(Lines of data)
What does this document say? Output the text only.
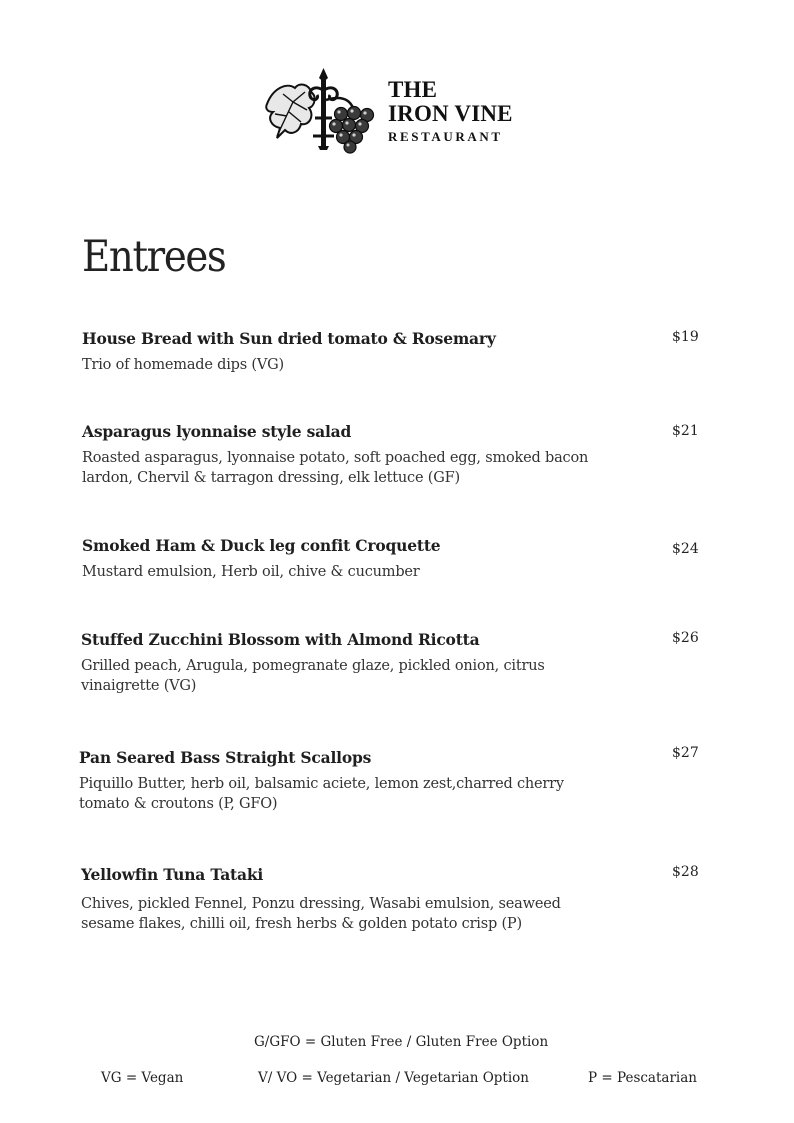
THE
IRON VINE
RESTAURANT
Entrees
House Bread with Sun dried tomato & Rosemary
Trio of homemade dips (VG)
$19
Asparagus lyonnaise style salad
Roasted asparagus, lyonnaise potato, soft poached egg, smoked bacon lardon, Chervil & tarragon dressing, elk lettuce (GF)
$21
Smoked Ham & Duck leg confit Croquette
Mustard emulsion, Herb oil, chive & cucumber
$24
Stuffed Zucchini Blossom with Almond Ricotta
Grilled peach, Arugula, pomegranate glaze, pickled onion, citrus vinaigrette (VG)
$26
Pan Seared Bass Straight Scallops
Piquillo Butter, herb oil, balsamic aciete, lemon zest,charred cherry tomato & croutons (P, GFO)
$27
Yellowfin Tuna Tataki
Chives, pickled Fennel, Ponzu dressing, Wasabi emulsion, seaweed sesame flakes, chilli oil, fresh herbs & golden potato crisp (P)
$28
G/GFO = Gluten Free / Gluten Free Option
VG = Vegan	V/ VO = Vegetarian / Vegetarian Option	P = Pescatarian
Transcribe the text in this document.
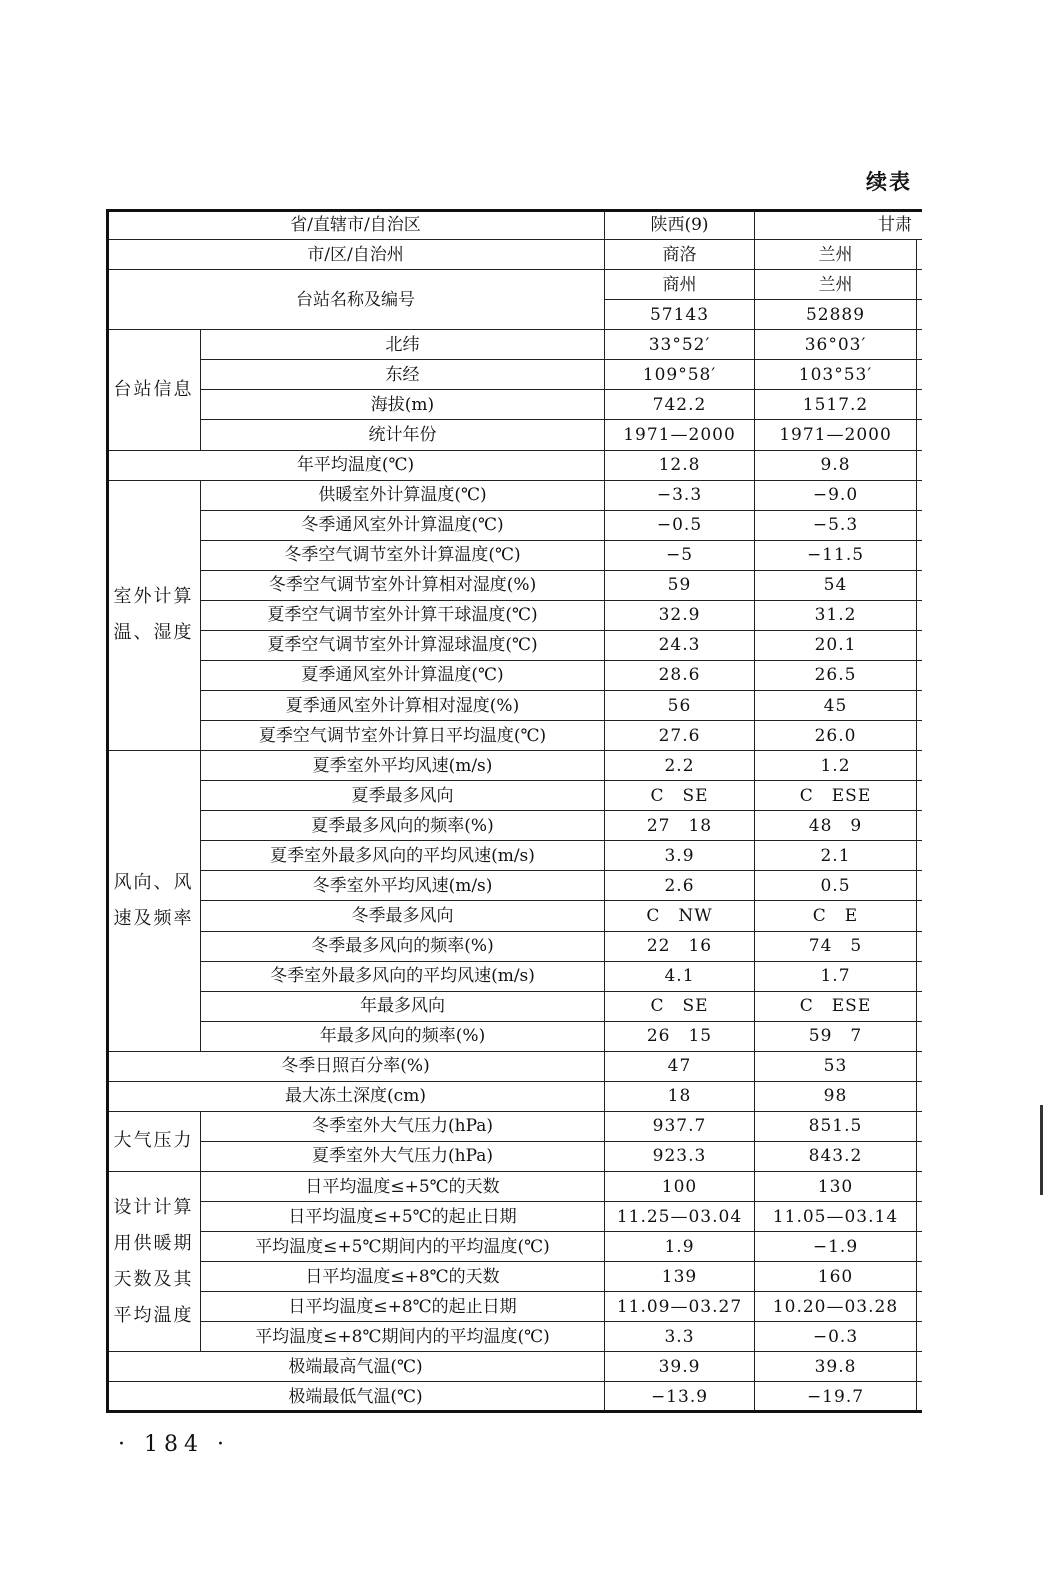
续表
省/直辖市/自治区		陕西(9)	甘肃	
市/区/自治州		商洛	兰州	
台站名称及编号		商州	兰州	
		57143	52889	
台站信息	北纬	33°52′	36°03′	
	东经	109°58′	103°53′	
	海拔(m)	742.2	1517.2	
	统计年份	1971—2000	1971—2000	
年平均温度(℃)		12.8	9.8	
室外计算温、湿度	供暖室外计算温度(℃)	−3.3	−9.0	
	冬季通风室外计算温度(℃)	−0.5	−5.3	
	冬季空气调节室外计算温度(℃)	−5	−11.5	
	冬季空气调节室外计算相对湿度(%)	59	54	
	夏季空气调节室外计算干球温度(℃)	32.9	31.2	
	夏季空气调节室外计算湿球温度(℃)	24.3	20.1	
	夏季通风室外计算温度(℃)	28.6	26.5	
	夏季通风室外计算相对湿度(%)	56	45	
	夏季空气调节室外计算日平均温度(℃)	27.6	26.0	
风向、风速及频率	夏季室外平均风速(m/s)	2.2	1.2	
	夏季最多风向	C　SE	C　ESE	
	夏季最多风向的频率(%)	27　18	48　9	
	夏季室外最多风向的平均风速(m/s)	3.9	2.1	
	冬季室外平均风速(m/s)	2.6	0.5	
	冬季最多风向	C　NW	C　E	
	冬季最多风向的频率(%)	22　16	74　5	
	冬季室外最多风向的平均风速(m/s)	4.1	1.7	
	年最多风向	C　SE	C　ESE	
	年最多风向的频率(%)	26　15	59　7	
冬季日照百分率(%)		47	53	
最大冻土深度(cm)		18	98	
大气压力	冬季室外大气压力(hPa)	937.7	851.5	
	夏季室外大气压力(hPa)	923.3	843.2	
设计计算用供暖期天数及其平均温度	日平均温度≤+5℃的天数	100	130	
	日平均温度≤+5℃的起止日期	11.25—03.04	11.05—03.14	
	平均温度≤+5℃期间内的平均温度(℃)	1.9	−1.9	
	日平均温度≤+8℃的天数	139	160	
	日平均温度≤+8℃的起止日期	11.09—03.27	10.20—03.28	
	平均温度≤+8℃期间内的平均温度(℃)	3.3	−0.3	
极端最高气温(℃)		39.9	39.8	
极端最低气温(℃)		−13.9	−19.7	
· 184 ·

EXERCISE REQUIREMENTS :: Among the entries above, how many lines include the word "pickled"? Reply with the number only.

THE RESPONSE :: 2